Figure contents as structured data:
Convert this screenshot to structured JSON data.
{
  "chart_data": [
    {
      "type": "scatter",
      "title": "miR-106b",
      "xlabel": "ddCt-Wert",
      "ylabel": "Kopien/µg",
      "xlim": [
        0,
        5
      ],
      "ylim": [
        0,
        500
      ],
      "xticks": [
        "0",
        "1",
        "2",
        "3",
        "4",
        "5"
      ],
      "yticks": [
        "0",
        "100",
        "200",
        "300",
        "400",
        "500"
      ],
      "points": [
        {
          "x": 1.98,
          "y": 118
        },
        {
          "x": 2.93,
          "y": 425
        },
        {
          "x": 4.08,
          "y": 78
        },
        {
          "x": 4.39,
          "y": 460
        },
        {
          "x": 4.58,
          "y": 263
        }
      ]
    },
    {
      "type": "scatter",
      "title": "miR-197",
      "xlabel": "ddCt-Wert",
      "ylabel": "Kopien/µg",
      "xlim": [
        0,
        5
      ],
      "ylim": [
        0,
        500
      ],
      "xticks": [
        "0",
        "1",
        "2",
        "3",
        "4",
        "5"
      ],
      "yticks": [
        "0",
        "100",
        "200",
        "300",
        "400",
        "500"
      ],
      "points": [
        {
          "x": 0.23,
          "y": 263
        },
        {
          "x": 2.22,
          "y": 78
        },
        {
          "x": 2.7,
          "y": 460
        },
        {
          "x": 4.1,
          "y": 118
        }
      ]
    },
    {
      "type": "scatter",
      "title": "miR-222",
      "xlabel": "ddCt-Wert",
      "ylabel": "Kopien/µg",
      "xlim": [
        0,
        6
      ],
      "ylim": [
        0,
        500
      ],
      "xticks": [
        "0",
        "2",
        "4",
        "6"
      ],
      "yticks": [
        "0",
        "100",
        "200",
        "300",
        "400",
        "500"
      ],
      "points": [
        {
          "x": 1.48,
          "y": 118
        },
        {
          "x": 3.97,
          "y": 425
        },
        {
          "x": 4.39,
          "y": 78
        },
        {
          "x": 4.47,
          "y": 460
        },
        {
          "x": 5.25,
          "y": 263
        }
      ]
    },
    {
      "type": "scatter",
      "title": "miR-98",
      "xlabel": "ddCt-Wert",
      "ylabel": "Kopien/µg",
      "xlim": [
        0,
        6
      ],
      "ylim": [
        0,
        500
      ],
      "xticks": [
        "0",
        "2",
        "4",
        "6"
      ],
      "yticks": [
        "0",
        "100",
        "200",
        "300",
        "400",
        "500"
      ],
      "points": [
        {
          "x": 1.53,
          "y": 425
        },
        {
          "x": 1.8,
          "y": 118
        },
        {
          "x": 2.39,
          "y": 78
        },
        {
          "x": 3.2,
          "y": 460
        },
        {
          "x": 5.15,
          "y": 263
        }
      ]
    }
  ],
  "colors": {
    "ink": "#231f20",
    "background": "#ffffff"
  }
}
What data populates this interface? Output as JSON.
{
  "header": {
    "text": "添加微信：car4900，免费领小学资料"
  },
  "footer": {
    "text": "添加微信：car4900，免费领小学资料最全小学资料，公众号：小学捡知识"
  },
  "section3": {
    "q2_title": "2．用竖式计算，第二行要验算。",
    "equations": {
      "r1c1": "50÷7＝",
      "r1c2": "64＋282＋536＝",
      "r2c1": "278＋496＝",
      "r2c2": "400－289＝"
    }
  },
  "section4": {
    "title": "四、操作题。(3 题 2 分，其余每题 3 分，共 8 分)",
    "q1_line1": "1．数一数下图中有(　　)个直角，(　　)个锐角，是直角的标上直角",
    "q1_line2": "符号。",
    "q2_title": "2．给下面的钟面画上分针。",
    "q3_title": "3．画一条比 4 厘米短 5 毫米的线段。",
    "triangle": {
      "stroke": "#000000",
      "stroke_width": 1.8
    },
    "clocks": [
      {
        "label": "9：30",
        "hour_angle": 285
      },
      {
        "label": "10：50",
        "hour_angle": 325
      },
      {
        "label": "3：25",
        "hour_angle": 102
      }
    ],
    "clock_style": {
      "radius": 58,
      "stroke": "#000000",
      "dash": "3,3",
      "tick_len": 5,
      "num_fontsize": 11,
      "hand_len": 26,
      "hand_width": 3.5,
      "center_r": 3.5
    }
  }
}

→ **EXERCISE GOAL**
Write the entire listing out again, word for word.

→ **IN RESPONSE**
Convert this screenshot to structured JSON data.
{
  "chart_data": [
    {
      "type": "scatter",
      "title": "miR-106b",
      "xlabel": "ddCt-Wert",
      "ylabel": "Kopien/µg",
      "xlim": [
        0,
        5
      ],
      "ylim": [
        0,
        500
      ],
      "xticks": [
        "0",
        "1",
        "2",
        "3",
        "4",
        "5"
      ],
      "yticks": [
        "0",
        "100",
        "200",
        "300",
        "400",
        "500"
      ],
      "points": [
        {
          "x": 1.98,
          "y": 118
        },
        {
          "x": 2.93,
          "y": 425
        },
        {
          "x": 4.08,
          "y": 78
        },
        {
          "x": 4.39,
          "y": 460
        },
        {
          "x": 4.58,
          "y": 263
        }
      ]
    },
    {
      "type": "scatter",
      "title": "miR-197",
      "xlabel": "ddCt-Wert",
      "ylabel": "Kopien/µg",
      "xlim": [
        0,
        5
      ],
      "ylim": [
        0,
        500
      ],
      "xticks": [
        "0",
        "1",
        "2",
        "3",
        "4",
        "5"
      ],
      "yticks": [
        "0",
        "100",
        "200",
        "300",
        "400",
        "500"
      ],
      "points": [
        {
          "x": 0.23,
          "y": 263
        },
        {
          "x": 2.22,
          "y": 78
        },
        {
          "x": 2.7,
          "y": 460
        },
        {
          "x": 4.1,
          "y": 118
        }
      ]
    },
    {
      "type": "scatter",
      "title": "miR-222",
      "xlabel": "ddCt-Wert",
      "ylabel": "Kopien/µg",
      "xlim": [
        0,
        6
      ],
      "ylim": [
        0,
        500
      ],
      "xticks": [
        "0",
        "2",
        "4",
        "6"
      ],
      "yticks": [
        "0",
        "100",
        "200",
        "300",
        "400",
        "500"
      ],
      "points": [
        {
          "x": 1.48,
          "y": 118
        },
        {
          "x": 3.97,
          "y": 425
        },
        {
          "x": 4.39,
          "y": 78
        },
        {
          "x": 4.47,
          "y": 460
        },
        {
          "x": 5.25,
          "y": 263
        }
      ]
    },
    {
      "type": "scatter",
      "title": "miR-98",
      "xlabel": "ddCt-Wert",
      "ylabel": "Kopien/µg",
      "xlim": [
        0,
        6
      ],
      "ylim": [
        0,
        500
      ],
      "xticks": [
        "0",
        "2",
        "4",
        "6"
      ],
      "yticks": [
        "0",
        "100",
        "200",
        "300",
        "400",
        "500"
      ],
      "points": [
        {
          "x": 1.53,
          "y": 425
        },
        {
          "x": 1.8,
          "y": 118
        },
        {
          "x": 2.39,
          "y": 78
        },
        {
          "x": 3.2,
          "y": 460
        },
        {
          "x": 5.15,
          "y": 263
        }
      ]
    }
  ],
  "colors": {
    "ink": "#231f20",
    "background": "#ffffff"
  }
}
What data populates this interface? Output as JSON.
{
  "header": {
    "text": "添加微信：car4900，免费领小学资料"
  },
  "footer": {
    "text": "添加微信：car4900，免费领小学资料最全小学资料，公众号：小学捡知识"
  },
  "section3": {
    "q2_title": "2．用竖式计算，第二行要验算。",
    "equations": {
      "r1c1": "50÷7＝",
      "r1c2": "64＋282＋536＝",
      "r2c1": "278＋496＝",
      "r2c2": "400－289＝"
    }
  },
  "section4": {
    "title": "四、操作题。(3 题 2 分，其余每题 3 分，共 8 分)",
    "q1_line1": "1．数一数下图中有(　　)个直角，(　　)个锐角，是直角的标上直角",
    "q1_line2": "符号。",
    "q2_title": "2．给下面的钟面画上分针。",
    "q3_title": "3．画一条比 4 厘米短 5 毫米的线段。",
    "triangle": {
      "stroke": "#000000",
      "stroke_width": 1.8
    },
    "clocks": [
      {
        "label": "9：30",
        "hour_angle": 285
      },
      {
        "label": "10：50",
        "hour_angle": 325
      },
      {
        "label": "3：25",
        "hour_angle": 102
      }
    ],
    "clock_style": {
      "radius": 58,
      "stroke": "#000000",
      "dash": "3,3",
      "tick_len": 5,
      "num_fontsize": 11,
      "hand_len": 26,
      "hand_width": 3.5,
      "center_r": 3.5
    }
  }
}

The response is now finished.